- **TEXT EXTRACT**:
++++++++

What the economists said
Here we wrap up key points from the economists' comments on yesterday's OCR increase. Most of them comment on the changed interest rate track. BNZ says: "Wheeler has given the clear message that interest rates will simply keep on rising until such time that the economy and its participants behave."
Thursday, March 13th 2014, 5:58PM 3 Comments
ASB: Changes its predictions
We had been calling a March 2014 start to the tightening cycle for a long time. When we first made that call, it implied an earlier and more aggressive tightening cycle than the RBNZ was predicting. More recently, though, as the RBNZ has moved to a more hawkish stance, our forecast track had been predicting a more gradual cycle of hikes than the RBNZ. We are now changing our forecast to build in a follow-up hike in April, then subsequent hikes in July and December 2014.
We also expect a further four hikes over 2015, taking the OCR to a peak of 4.5% (previously we had anticipated three hikes this year and three more next year). That is still less aggressive than the RBNZ’s forecasts, and also slightly less aggressive than market pricing over 2014. We still see several reasons why the tightening cycle should be fairly cautious or gradual, including the strong NZD and the potential for higher rates to have a swift, noticeable impact on the economy.
Westpac: RBNZ positively surprises the market
Of most interest for markets was the implied pace of rate hikes. To that end we received two clues. First, the final policy paragraph said: “While headline inflation has been moderate, inflationary pressures are increasing and are expected to continue doing so over the next two years. In this environment it is important that inflation expectations remain contained. To achieve this it is necessary to raise interest rates towards a level at which they are no longer adding to demand. The Bank is commencing this adjustment. The speed and extent to which the OCR will be raised will depend on economic data and our continuing assessment of emerging inflationary pressures. ”
Second, and more explicitly, the RBNZ’s 90-day interest forecast was raised by 23bp at the December 14 point, to imply an OCR by then of 3.75%. Prior to the MPS, the market had priced in 3.64% by December 2014. Thus, it was moderately and positively surprised.
Further, by extending the forecast to 2017, the RBNZ has also signalled its projected terminal rate – at least 5.00%. Earlier, the market had priced in a 4.50% terminal rate. This is a significant positive surprise.
BNZ: RBNZ in race to the top
The real point of interest was always going to be the strength, or otherwise, of the Bank’s forward track. We had been looking for an aggressive stance and were not disappointed.

++++++++

- **INFORMATION PROVIDED**:
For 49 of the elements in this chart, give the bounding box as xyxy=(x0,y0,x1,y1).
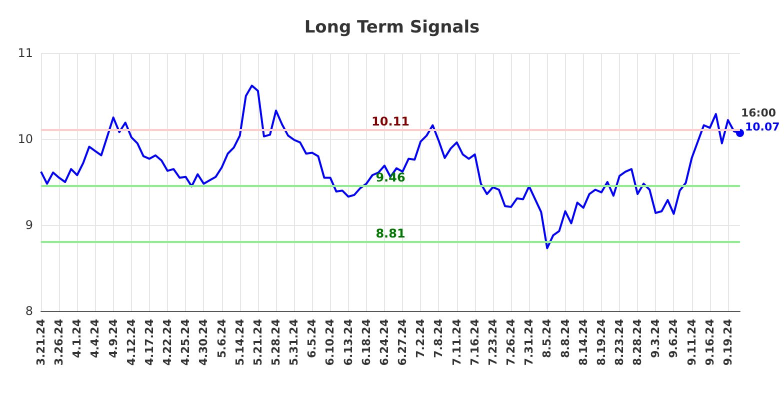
y-tick-label: 8 xyxy=(25,304,33,318)
x-tick-label: 9.11.24 xyxy=(685,318,698,366)
ref-line-label: 9.46 xyxy=(376,170,406,184)
x-tick-label: 5.21.24 xyxy=(251,318,264,366)
x-tick-label: 7.2.24 xyxy=(414,318,428,358)
ref-line-label: 8.81 xyxy=(376,226,406,240)
x-tick-label: 9.3.24 xyxy=(649,318,662,358)
x-tick-label: 4.22.24 xyxy=(161,318,174,366)
x-tick-label: 9.16.24 xyxy=(703,318,716,366)
x-tick-label: 6.10.24 xyxy=(324,318,337,366)
text: 16:00 xyxy=(741,106,776,120)
x-tick-label: 6.13.24 xyxy=(342,318,355,366)
x-tick-label: 7.8.24 xyxy=(432,318,446,358)
x-tick-label: 4.30.24 xyxy=(197,318,210,366)
x-tick-label: 3.21.24 xyxy=(34,318,48,366)
x-tick-label: 5.6.24 xyxy=(215,318,228,358)
x-tick-label: 6.27.24 xyxy=(396,318,410,366)
x-tick-label: 8.14.24 xyxy=(576,318,590,366)
x-tick-label: 7.23.24 xyxy=(486,318,500,366)
x-tick-label: 6.5.24 xyxy=(306,318,319,358)
x-tick-label: 7.31.24 xyxy=(522,318,536,366)
x-tick-label: 4.4.24 xyxy=(88,318,102,358)
x-tick-label: 5.28.24 xyxy=(270,318,283,366)
x-tick-label: 5.14.24 xyxy=(233,318,246,366)
x-tick-label: 8.23.24 xyxy=(612,318,626,366)
ref-line-label: 10.11 xyxy=(372,114,410,129)
x-tick-label: 8.28.24 xyxy=(631,318,644,366)
data-label: 10.07 xyxy=(745,120,780,134)
x-tick-label: 8.5.24 xyxy=(540,318,554,358)
x-tick-label: 7.11.24 xyxy=(450,318,464,366)
x-tick-label: 4.25.24 xyxy=(179,318,192,366)
x-tick-label: 7.16.24 xyxy=(468,318,482,366)
x-tick-label: 7.26.24 xyxy=(504,318,518,366)
x-tick-label: 9.19.24 xyxy=(721,318,734,366)
x-tick-label: 9.6.24 xyxy=(667,318,680,358)
y-tick-label: 11 xyxy=(18,46,33,60)
x-tick-label: 4.12.24 xyxy=(124,318,138,366)
x-tick-label: 4.1.24 xyxy=(70,318,84,358)
x-tick-label: 6.18.24 xyxy=(360,318,373,366)
x-tick-label: 4.17.24 xyxy=(142,318,156,366)
y-tick-label: 10 xyxy=(18,132,33,146)
x-tick-label: 6.24.24 xyxy=(378,318,391,366)
x-tick-label: 8.19.24 xyxy=(594,318,608,366)
x-tick-label: 5.31.24 xyxy=(288,318,301,366)
y-tick-label: 9 xyxy=(25,218,33,232)
x-tick-label: 3.26.24 xyxy=(52,318,66,366)
x-tick-label: 4.9.24 xyxy=(106,318,120,358)
x-tick-label: 8.8.24 xyxy=(558,318,572,358)
chart-title: Long Term Signals xyxy=(304,18,480,38)
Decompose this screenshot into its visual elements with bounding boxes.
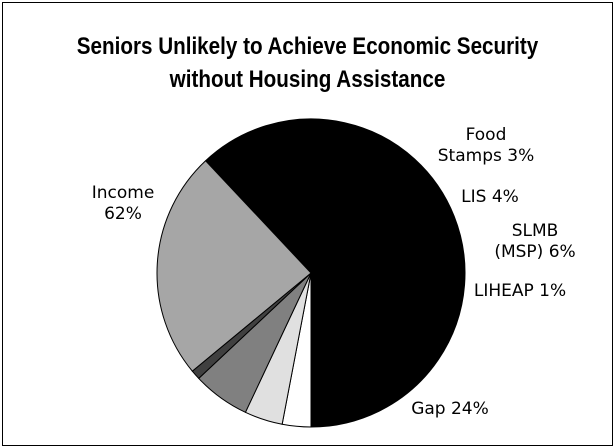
chart-title-line-2: without Housing Assistance: [169, 66, 446, 93]
slice-label: Food Stamps 3%: [438, 125, 534, 166]
slice-label-line: 62%: [104, 204, 142, 224]
slice-label-line: LIHEAP 1%: [474, 281, 566, 301]
slice-label: LIS 4%: [461, 187, 519, 207]
slice-label-line: (MSP) 6%: [494, 242, 575, 262]
slice-label: SLMB (MSP) 6%: [494, 221, 575, 262]
pie-slice-gap-24: [156, 160, 312, 372]
slice-label-line: Income: [92, 183, 155, 203]
slice-label-line: SLMB: [512, 221, 559, 241]
slice-label: LIHEAP 1%: [474, 281, 566, 301]
pie-labels: Income 62% Food Stamps 3% LIS 4% SLMB (MSP) 6%…: [92, 125, 576, 419]
slice-label: Income 62%: [92, 183, 155, 224]
chart-title-line-1: Seniors Unlikely to Achieve Economic Sec…: [76, 33, 539, 60]
slice-label-line: LIS 4%: [461, 187, 519, 207]
pie-slices: [156, 118, 466, 428]
chart-title: Seniors Unlikely to Achieve Economic Sec…: [43, 30, 572, 96]
slice-label-line: Gap 24%: [411, 399, 489, 419]
slice-label-line: Stamps 3%: [438, 146, 534, 166]
slice-label-line: Food: [466, 125, 507, 145]
slice-label: Gap 24%: [411, 399, 489, 419]
pie-slice-income: [205, 118, 466, 428]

++++++++

- **EXERCISES**:
A. In the text on economists' reactions to the OCR increase, copy word for word the passage starting with "What the economists" and going on through "and December 2014.".
B. In the economists' reactions to the OCR increase, what peak level does ASB now expect the OCR to reach?

- **FINAL ANSWERS**:
A.
What the economists said
Here we wrap up key points from the economists' comments on yesterday's OCR increase. Most of them comment on the changed interest rate track. BNZ says: "Wheeler has given the clear message that interest rates will simply keep on rising until such time that the economy and its participants behave."
Thursday, March 13th 2014, 5:58PM 3 Comments
ASB: Changes its predictions
We had been calling a March 2014 start to the tightening cycle for a long time. When we first made that call, it implied an earlier and more aggressive tightening cycle than the RBNZ was predicting. More recently, though, as the RBNZ has moved to a more hawkish stance, our forecast track had been predicting a more gradual cycle of hikes than the RBNZ. We are now changing our forecast to build in a follow-up hike in April, then subsequent hikes in July and December 2014.

B. 4.5%